Every line below that mentions the word "desc" should be copied out.

******************************

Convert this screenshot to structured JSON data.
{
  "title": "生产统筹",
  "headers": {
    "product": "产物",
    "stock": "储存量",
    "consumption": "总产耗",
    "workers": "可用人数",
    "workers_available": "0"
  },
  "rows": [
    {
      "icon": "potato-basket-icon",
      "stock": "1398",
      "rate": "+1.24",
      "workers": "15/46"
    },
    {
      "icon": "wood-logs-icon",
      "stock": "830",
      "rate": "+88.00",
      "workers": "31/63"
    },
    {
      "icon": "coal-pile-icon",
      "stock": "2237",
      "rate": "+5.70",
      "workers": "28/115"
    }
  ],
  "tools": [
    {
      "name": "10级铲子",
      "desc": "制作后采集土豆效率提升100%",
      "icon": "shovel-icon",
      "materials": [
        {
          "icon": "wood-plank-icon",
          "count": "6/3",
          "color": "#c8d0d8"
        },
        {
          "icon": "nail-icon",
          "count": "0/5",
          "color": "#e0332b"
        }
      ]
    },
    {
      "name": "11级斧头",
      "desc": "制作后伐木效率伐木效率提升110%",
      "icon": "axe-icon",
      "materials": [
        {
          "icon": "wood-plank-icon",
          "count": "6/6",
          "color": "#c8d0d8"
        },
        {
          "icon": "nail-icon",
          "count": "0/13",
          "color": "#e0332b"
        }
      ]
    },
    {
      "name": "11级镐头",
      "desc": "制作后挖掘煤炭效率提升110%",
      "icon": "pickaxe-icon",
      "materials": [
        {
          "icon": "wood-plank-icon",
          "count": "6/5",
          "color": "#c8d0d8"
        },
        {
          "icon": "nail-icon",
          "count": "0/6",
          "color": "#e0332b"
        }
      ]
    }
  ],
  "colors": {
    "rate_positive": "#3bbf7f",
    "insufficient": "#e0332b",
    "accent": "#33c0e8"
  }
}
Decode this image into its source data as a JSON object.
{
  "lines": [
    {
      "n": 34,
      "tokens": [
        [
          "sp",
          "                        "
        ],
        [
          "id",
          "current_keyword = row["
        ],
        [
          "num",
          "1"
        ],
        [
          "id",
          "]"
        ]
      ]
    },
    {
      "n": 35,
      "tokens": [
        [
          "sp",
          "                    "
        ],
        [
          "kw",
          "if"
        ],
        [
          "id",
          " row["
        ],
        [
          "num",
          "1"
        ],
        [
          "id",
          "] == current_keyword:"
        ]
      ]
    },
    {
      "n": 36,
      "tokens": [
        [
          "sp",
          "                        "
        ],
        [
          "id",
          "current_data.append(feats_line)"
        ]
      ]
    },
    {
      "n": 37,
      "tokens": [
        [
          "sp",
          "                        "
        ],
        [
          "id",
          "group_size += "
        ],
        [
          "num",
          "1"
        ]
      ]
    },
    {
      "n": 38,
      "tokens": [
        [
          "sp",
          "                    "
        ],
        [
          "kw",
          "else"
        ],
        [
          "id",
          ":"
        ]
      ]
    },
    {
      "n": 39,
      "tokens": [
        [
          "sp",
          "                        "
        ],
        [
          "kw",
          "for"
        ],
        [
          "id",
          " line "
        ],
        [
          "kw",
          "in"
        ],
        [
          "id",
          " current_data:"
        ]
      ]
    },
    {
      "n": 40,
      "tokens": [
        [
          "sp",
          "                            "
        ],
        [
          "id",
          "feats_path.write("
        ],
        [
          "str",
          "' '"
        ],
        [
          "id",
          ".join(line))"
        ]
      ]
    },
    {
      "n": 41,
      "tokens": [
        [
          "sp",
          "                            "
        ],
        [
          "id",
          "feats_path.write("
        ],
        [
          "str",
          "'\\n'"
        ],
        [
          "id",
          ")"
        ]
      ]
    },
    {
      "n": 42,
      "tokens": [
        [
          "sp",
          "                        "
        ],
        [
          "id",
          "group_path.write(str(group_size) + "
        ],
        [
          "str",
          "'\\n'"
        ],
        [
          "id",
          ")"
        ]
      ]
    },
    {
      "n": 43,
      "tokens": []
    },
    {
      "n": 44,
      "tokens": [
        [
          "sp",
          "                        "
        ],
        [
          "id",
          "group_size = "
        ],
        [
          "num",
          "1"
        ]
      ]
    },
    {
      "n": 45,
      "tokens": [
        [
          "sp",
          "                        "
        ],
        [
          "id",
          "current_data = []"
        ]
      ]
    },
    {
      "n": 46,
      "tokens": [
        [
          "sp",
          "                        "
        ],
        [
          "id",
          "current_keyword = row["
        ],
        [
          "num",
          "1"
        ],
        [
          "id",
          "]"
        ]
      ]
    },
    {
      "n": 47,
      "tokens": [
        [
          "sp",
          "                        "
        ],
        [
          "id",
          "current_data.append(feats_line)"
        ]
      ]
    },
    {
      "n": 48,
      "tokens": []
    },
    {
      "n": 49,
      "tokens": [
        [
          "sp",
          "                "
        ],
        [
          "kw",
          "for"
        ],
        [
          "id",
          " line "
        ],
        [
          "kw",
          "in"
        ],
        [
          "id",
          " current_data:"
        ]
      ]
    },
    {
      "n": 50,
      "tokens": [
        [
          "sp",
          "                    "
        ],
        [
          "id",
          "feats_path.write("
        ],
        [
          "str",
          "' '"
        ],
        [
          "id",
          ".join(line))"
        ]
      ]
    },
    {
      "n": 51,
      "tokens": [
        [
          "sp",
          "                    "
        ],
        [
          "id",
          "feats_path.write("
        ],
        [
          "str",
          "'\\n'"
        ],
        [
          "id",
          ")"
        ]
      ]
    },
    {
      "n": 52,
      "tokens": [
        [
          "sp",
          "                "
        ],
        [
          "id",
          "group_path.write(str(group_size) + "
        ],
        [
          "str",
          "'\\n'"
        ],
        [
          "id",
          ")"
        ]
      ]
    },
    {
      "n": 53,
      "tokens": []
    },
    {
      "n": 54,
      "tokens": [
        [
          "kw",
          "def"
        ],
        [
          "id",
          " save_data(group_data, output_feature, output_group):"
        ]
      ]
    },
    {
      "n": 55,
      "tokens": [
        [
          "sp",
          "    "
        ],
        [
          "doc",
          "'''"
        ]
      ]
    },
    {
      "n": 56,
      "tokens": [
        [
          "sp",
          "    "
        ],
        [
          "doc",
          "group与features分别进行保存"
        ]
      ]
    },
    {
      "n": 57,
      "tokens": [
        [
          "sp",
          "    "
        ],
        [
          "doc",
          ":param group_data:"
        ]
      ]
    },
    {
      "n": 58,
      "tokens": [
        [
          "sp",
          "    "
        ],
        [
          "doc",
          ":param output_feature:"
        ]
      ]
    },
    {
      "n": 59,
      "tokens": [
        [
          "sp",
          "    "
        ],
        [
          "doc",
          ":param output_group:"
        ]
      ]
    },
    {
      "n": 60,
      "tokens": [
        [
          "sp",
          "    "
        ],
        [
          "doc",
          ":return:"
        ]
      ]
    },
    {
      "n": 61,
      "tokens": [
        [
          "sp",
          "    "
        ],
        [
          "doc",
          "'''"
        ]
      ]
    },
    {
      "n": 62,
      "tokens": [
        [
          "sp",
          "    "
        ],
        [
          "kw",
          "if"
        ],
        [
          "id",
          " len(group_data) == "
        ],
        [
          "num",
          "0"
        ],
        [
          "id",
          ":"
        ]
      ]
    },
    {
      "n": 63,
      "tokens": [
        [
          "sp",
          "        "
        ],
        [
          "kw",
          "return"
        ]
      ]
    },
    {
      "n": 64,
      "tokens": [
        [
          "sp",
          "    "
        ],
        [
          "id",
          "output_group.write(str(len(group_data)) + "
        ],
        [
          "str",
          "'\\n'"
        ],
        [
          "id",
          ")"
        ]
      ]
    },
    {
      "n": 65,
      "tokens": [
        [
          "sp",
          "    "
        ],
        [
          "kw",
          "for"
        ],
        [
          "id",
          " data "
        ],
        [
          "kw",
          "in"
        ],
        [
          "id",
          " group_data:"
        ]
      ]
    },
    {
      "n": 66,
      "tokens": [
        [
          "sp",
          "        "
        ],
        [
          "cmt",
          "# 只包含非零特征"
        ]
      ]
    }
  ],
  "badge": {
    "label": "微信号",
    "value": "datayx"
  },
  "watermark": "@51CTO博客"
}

******************************

- _The result_:
      "desc": "制作后采集土豆效率提升100%",
      "desc": "制作后伐木效率伐木效率提升110%",
      "desc": "制作后挖掘煤炭效率提升110%",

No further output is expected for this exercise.